◆ Written problem: Lines containing the string "screenshot" are to be counted; report the total by itself.

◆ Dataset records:

::::::::

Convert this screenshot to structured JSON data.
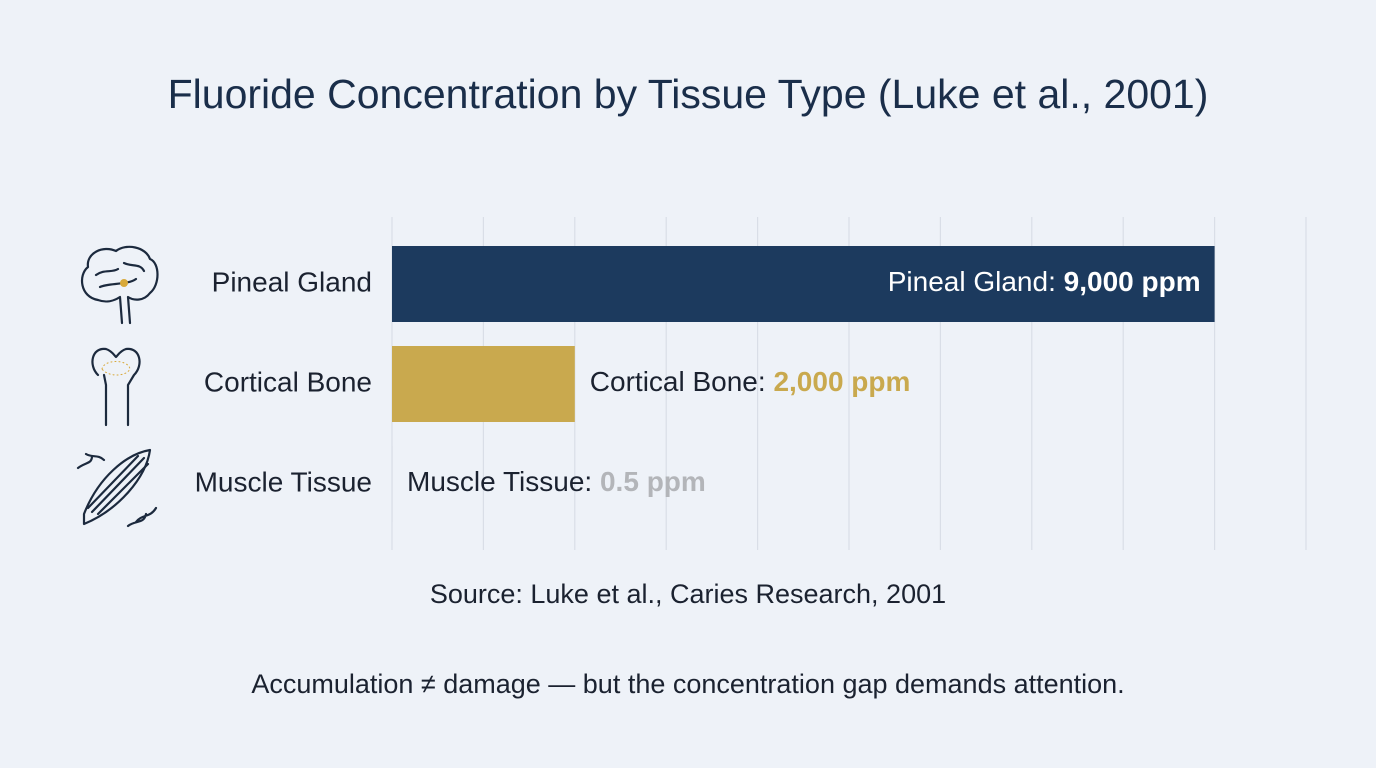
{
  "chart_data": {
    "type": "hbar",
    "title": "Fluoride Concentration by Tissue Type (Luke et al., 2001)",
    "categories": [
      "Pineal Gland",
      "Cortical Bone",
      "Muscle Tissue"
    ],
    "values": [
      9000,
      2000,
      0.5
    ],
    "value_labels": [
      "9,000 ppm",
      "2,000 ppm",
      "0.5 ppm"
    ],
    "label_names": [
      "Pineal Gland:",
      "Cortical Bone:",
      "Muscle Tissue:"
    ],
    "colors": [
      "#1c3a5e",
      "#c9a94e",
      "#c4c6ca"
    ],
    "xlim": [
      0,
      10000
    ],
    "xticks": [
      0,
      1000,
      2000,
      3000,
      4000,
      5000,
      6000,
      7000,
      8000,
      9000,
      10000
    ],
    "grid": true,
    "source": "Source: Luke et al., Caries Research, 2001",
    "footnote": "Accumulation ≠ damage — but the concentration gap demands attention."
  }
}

::::::::

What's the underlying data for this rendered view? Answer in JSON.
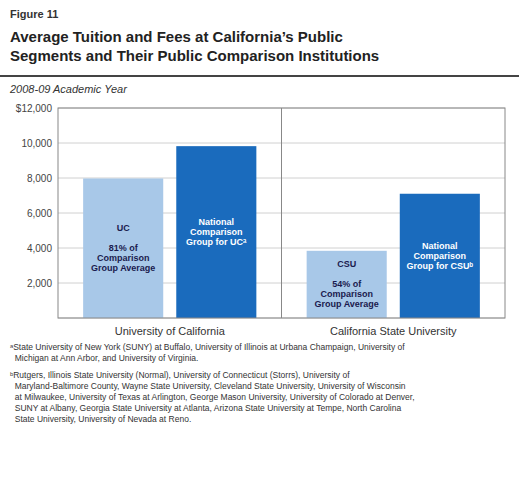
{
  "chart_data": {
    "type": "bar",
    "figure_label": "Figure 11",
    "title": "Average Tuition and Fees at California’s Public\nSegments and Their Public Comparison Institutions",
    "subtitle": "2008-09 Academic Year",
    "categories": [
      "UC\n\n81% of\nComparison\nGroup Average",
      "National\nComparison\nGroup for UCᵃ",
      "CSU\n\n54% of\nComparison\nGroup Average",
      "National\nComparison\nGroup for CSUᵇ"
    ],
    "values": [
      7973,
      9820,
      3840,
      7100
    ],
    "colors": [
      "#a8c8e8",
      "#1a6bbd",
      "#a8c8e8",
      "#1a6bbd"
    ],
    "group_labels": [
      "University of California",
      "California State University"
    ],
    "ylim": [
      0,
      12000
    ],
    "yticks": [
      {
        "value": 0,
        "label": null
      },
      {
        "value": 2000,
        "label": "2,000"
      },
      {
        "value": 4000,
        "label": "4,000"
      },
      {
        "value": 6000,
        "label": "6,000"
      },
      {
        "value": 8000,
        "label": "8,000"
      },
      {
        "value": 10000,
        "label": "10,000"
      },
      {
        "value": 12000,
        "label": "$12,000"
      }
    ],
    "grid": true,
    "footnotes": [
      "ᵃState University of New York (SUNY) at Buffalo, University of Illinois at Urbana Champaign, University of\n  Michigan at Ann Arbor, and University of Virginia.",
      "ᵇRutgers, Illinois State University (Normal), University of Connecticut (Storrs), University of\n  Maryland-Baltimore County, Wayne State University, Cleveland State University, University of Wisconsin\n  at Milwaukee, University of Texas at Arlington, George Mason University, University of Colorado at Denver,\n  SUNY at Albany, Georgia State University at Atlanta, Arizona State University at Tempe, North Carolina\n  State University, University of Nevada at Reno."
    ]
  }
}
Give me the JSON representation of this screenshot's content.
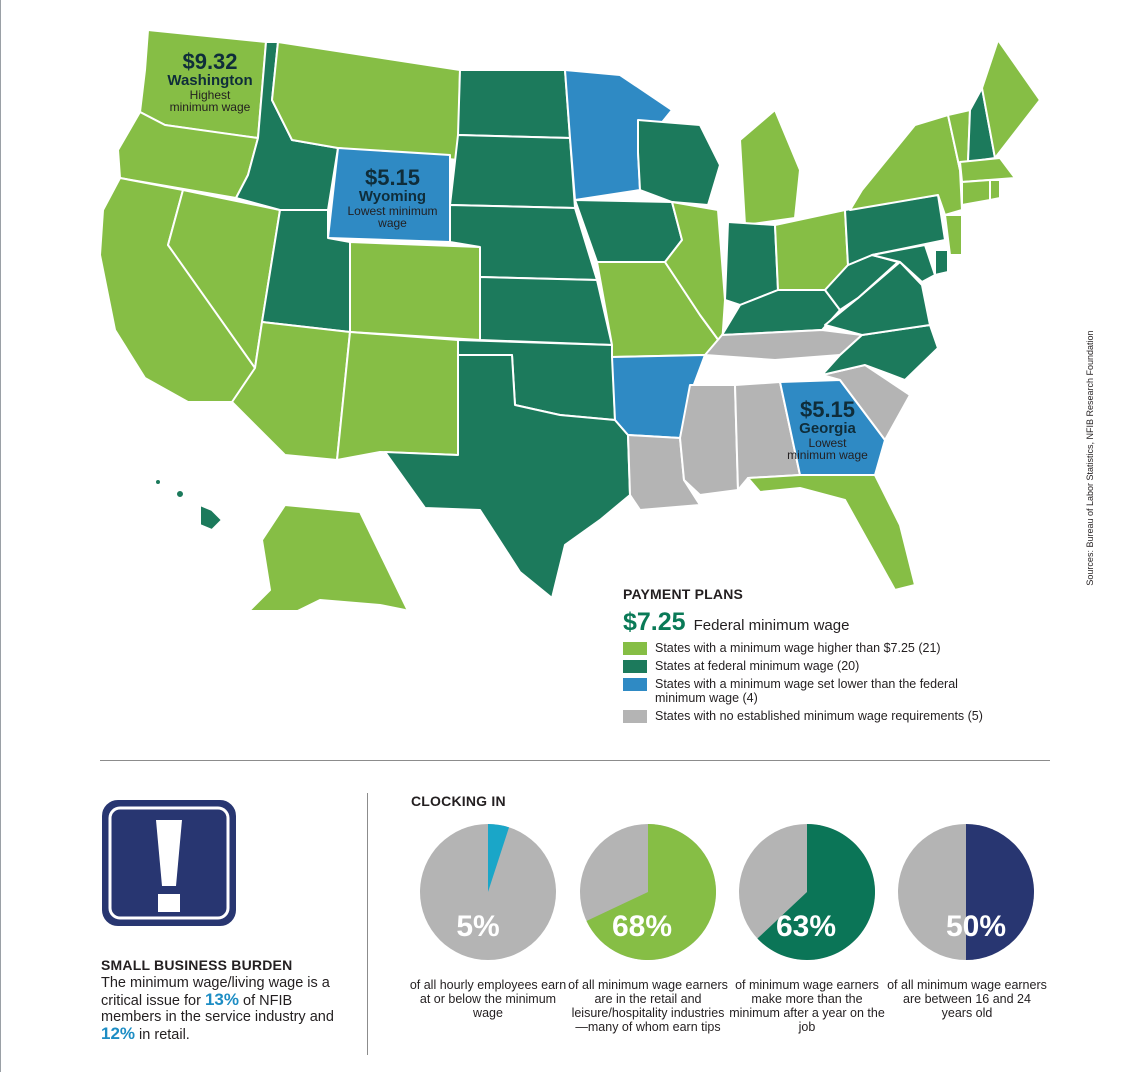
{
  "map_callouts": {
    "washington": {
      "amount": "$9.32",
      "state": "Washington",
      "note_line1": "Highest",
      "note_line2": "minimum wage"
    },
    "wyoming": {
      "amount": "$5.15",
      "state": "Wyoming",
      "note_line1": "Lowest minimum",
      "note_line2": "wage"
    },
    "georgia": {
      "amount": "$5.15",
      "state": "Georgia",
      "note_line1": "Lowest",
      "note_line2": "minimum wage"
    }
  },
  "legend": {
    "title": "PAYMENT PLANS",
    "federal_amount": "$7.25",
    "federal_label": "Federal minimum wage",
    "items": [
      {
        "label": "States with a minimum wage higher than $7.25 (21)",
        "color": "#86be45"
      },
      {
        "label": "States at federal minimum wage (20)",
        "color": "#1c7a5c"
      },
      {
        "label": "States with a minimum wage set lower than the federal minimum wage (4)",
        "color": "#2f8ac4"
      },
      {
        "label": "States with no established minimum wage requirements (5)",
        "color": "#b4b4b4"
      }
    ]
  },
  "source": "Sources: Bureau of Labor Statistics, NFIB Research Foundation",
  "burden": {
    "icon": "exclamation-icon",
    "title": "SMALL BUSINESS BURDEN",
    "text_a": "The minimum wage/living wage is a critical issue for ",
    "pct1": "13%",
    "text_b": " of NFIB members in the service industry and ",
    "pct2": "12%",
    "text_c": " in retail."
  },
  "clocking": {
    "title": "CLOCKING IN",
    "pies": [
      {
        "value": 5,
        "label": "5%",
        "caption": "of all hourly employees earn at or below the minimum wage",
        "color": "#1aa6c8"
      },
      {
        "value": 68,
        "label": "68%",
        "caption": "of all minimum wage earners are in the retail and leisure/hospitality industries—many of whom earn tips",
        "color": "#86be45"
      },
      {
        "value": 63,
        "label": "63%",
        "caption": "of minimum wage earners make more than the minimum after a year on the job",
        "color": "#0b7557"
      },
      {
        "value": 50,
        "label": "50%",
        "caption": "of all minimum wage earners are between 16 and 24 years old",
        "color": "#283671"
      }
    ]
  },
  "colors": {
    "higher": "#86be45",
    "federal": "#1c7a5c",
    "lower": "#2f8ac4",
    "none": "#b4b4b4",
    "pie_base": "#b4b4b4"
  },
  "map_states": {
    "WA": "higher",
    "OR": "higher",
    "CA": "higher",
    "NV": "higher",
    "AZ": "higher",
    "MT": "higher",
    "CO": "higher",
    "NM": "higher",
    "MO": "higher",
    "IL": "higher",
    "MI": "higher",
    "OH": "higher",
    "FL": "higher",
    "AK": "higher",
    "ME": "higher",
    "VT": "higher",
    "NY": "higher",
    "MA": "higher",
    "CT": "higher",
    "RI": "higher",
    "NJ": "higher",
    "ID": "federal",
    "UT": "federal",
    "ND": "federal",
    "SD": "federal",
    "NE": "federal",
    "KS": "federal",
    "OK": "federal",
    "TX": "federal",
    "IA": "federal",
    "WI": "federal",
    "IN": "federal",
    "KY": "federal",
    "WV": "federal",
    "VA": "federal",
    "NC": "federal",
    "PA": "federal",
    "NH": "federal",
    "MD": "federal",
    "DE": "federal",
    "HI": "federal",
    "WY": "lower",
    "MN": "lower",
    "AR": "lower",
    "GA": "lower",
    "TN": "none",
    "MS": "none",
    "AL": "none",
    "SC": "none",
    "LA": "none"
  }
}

::::::::

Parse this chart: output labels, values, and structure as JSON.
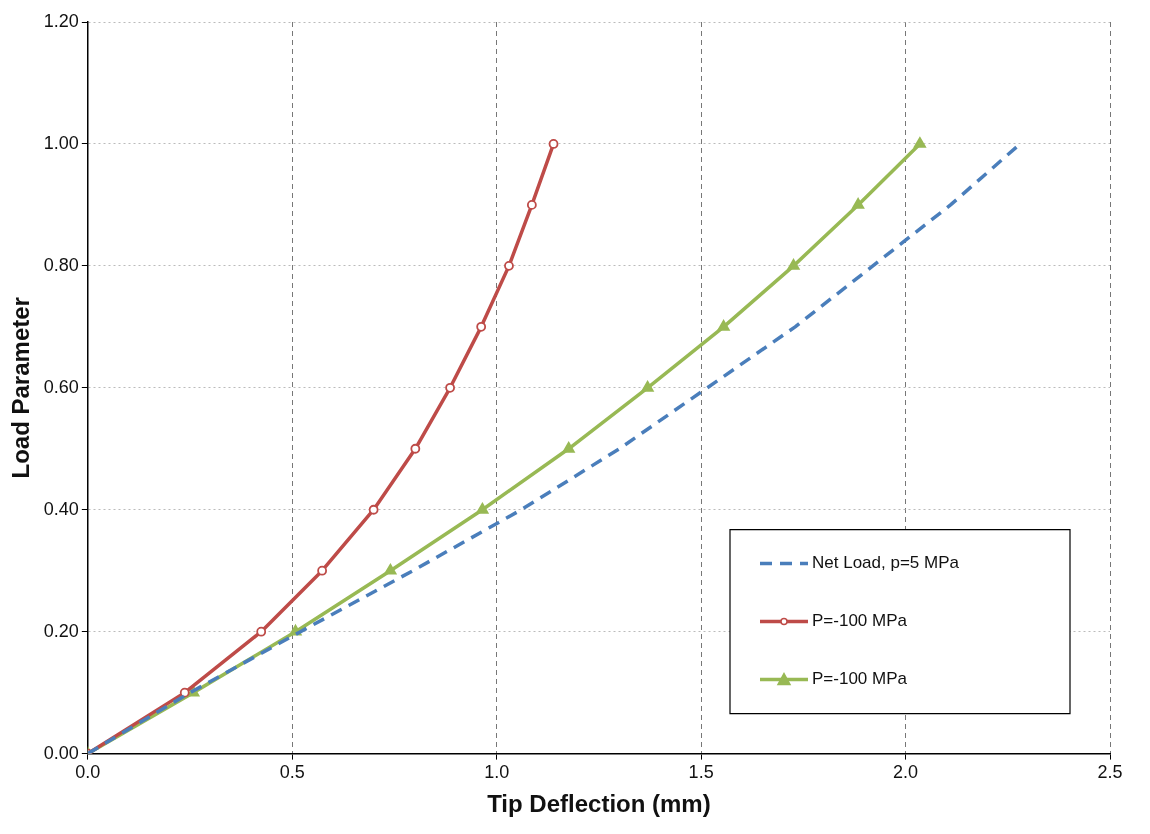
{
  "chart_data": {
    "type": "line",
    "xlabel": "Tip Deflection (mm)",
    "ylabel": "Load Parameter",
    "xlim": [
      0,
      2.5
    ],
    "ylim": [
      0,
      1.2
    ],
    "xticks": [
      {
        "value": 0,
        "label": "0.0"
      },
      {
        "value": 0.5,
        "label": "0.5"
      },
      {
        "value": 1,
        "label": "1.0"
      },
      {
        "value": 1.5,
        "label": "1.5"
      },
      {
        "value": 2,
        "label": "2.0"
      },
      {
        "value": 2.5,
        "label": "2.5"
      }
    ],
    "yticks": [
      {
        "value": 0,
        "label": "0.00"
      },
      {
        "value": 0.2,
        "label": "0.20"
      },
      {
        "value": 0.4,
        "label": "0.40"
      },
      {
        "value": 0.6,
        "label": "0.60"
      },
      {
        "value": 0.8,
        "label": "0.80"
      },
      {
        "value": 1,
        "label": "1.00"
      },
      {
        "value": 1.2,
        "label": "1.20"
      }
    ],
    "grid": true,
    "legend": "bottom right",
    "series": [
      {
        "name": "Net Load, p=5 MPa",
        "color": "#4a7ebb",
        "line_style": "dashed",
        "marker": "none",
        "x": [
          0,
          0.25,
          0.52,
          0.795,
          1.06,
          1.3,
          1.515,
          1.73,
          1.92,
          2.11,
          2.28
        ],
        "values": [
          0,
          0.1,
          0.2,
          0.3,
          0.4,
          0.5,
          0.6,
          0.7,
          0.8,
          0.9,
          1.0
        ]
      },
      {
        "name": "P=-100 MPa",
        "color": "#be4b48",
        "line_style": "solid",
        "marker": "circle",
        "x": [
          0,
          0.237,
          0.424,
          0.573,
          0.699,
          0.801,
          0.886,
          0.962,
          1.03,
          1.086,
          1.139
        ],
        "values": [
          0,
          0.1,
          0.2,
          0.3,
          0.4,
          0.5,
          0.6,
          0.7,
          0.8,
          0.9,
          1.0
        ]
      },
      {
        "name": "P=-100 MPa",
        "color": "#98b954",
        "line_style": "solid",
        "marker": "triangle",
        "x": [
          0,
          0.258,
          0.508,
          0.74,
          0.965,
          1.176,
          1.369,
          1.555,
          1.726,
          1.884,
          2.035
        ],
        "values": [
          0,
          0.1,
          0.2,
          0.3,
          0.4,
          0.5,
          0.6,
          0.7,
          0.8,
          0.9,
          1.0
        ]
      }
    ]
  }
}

::::::::

◆ Task response: 2